### The exercise
Where the data below has the string "здесь", return the whole line.

### Given information

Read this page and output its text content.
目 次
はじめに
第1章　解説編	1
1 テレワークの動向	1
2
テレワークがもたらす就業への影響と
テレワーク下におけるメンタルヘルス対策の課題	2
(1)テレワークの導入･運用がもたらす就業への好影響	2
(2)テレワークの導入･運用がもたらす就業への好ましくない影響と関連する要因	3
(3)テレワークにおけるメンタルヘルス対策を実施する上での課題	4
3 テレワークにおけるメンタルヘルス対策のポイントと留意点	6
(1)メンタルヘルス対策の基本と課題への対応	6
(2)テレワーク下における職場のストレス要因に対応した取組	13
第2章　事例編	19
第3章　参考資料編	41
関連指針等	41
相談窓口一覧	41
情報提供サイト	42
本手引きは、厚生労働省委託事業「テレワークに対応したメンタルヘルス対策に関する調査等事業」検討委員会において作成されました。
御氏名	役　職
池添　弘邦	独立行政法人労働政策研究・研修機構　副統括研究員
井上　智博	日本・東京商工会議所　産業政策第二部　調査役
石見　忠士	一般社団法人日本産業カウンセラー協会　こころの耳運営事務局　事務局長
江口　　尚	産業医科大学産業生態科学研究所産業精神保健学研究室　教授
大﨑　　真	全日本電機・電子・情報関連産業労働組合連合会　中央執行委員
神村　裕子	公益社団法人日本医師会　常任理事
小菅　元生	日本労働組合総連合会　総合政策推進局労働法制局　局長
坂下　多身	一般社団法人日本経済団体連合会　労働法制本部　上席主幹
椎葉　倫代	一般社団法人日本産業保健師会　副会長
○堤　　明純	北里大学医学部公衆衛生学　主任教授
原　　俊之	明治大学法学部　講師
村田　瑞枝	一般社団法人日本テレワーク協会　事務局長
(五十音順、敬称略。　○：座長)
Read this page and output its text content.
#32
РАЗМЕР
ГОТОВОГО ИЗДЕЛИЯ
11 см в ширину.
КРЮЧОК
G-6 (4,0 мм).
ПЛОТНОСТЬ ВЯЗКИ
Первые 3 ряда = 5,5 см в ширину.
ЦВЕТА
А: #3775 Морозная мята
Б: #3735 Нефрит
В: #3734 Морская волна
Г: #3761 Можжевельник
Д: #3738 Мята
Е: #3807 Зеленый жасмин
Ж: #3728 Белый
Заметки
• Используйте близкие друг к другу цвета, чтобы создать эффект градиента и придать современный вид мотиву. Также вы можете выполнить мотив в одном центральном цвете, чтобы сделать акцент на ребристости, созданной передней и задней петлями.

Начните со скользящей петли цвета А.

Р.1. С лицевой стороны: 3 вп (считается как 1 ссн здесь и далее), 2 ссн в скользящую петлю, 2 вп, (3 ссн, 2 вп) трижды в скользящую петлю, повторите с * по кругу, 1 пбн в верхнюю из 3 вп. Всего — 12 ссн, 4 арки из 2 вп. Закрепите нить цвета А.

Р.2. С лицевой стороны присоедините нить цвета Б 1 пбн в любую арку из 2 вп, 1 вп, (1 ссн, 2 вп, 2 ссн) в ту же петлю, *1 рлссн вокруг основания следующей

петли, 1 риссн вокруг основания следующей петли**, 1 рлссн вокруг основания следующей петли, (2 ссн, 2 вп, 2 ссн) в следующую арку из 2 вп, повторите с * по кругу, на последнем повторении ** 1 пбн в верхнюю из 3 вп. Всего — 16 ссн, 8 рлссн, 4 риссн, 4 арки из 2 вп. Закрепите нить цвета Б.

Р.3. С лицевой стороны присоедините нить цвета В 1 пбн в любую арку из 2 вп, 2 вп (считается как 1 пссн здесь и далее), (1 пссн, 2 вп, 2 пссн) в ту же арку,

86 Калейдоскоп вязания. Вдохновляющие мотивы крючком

### The solution
Р.1. С лицевой стороны: 3 вп (считается как 1 ссн здесь и далее), 2 ссн в скользящую петлю, 2 вп, (3 ссн, 2 вп) трижды в скользящую петлю, повторите с * по кругу, 1 пбн в верхнюю из 3 вп. Всего — 12 ссн, 4 арки из 2 вп. Закрепите нить цвета А.
Р.3. С лицевой стороны присоедините нить цвета В 1 пбн в любую арку из 2 вп, 2 вп (считается как 1 пссн здесь и далее), (1 пссн, 2 вп, 2 пссн) в ту же арку,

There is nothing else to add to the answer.